• _What the exercise asks_
Scan the records for the string "rede"; copy each line where it occurs.

• _Records for this exercise_
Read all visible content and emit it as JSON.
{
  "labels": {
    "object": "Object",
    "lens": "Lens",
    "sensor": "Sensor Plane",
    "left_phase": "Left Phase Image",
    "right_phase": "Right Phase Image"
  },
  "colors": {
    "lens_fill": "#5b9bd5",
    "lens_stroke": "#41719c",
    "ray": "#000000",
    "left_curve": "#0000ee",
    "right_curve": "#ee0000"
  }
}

==

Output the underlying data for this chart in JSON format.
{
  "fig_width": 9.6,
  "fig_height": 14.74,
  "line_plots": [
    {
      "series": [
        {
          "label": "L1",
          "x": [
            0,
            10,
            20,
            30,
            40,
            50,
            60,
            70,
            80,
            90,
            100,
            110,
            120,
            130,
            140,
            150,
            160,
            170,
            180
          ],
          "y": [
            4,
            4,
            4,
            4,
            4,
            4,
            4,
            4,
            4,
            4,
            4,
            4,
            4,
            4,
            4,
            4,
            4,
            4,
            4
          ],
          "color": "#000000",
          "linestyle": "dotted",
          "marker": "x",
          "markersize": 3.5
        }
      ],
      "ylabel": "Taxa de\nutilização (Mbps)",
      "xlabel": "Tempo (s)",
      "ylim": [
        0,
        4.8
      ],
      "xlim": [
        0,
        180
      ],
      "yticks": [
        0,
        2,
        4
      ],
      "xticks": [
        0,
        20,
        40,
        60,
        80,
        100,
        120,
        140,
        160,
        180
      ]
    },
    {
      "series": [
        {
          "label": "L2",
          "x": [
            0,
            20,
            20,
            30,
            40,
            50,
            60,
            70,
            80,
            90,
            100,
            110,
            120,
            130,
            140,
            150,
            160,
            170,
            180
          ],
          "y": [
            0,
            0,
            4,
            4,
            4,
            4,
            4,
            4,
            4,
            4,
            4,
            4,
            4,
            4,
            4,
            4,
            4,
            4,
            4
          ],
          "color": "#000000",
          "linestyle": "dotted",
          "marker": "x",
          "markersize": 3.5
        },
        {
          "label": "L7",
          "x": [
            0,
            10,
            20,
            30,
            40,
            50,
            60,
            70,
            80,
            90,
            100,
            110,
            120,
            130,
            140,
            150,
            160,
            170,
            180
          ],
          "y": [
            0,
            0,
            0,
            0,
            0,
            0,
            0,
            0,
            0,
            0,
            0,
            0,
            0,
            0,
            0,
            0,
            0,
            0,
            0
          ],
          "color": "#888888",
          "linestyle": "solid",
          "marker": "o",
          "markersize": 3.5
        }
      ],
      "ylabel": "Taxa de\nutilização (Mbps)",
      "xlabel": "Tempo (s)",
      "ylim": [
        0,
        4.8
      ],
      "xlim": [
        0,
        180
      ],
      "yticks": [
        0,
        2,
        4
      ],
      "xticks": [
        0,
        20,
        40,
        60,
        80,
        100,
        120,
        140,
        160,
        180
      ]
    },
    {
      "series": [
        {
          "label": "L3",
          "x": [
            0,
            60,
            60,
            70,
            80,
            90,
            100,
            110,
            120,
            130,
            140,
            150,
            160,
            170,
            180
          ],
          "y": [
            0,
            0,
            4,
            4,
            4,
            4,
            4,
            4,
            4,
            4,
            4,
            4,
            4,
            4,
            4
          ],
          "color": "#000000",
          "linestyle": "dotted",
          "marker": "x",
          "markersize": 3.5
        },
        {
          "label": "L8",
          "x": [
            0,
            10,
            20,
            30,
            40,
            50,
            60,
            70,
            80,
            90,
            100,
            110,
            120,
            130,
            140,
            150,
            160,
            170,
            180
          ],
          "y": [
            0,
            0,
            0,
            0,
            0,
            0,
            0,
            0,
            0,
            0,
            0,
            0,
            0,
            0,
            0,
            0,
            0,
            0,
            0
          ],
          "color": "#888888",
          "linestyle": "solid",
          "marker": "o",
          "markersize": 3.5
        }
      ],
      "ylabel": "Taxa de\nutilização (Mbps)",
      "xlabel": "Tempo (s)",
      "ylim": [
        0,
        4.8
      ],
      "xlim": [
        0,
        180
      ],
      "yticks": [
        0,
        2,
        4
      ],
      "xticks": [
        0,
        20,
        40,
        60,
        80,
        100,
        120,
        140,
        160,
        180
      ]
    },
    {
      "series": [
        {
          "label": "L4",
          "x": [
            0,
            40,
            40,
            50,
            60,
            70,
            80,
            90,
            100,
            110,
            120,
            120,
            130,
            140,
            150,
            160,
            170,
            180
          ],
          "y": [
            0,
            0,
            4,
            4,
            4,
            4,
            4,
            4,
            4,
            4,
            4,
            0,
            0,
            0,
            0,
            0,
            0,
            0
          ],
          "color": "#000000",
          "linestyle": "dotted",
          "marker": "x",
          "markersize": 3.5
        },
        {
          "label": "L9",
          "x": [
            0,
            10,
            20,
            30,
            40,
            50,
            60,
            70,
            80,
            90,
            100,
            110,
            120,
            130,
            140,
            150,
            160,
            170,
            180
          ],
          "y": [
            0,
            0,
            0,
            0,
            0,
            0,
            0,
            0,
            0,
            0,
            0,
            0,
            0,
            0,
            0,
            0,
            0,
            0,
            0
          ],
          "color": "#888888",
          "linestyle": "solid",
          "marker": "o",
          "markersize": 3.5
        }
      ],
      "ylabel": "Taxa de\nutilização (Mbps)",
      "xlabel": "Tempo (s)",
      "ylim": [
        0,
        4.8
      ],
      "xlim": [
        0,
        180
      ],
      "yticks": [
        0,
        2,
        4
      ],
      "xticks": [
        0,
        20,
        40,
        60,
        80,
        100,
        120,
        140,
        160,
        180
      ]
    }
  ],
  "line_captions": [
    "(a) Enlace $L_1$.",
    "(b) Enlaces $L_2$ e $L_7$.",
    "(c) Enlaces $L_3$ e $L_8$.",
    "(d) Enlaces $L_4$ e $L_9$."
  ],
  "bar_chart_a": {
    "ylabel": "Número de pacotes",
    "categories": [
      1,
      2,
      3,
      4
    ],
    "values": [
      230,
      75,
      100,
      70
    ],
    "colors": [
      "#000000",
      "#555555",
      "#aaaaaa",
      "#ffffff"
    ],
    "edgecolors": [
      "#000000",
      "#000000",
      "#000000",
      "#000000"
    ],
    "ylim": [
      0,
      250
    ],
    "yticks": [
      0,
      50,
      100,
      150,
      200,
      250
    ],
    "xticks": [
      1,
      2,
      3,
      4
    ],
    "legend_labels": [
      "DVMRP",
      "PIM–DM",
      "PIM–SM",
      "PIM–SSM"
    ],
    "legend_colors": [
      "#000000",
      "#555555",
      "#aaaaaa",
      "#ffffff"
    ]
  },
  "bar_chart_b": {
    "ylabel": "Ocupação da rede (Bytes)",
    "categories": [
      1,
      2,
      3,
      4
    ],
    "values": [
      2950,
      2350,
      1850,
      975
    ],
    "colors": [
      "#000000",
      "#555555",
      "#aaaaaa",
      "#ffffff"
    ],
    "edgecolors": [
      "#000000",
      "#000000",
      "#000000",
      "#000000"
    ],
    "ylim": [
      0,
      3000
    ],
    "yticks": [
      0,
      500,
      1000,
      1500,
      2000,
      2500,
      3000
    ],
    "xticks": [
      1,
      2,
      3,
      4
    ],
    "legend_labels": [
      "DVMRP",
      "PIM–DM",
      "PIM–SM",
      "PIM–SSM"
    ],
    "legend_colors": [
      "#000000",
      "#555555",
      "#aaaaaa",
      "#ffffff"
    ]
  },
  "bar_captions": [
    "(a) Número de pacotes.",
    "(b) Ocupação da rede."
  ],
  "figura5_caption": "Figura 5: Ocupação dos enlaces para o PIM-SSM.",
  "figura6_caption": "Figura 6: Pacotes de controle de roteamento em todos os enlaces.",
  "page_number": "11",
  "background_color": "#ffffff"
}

• _Answer for the task_
    "ylabel": "Ocupação da rede (Bytes)",
    "(b) Ocupação da rede."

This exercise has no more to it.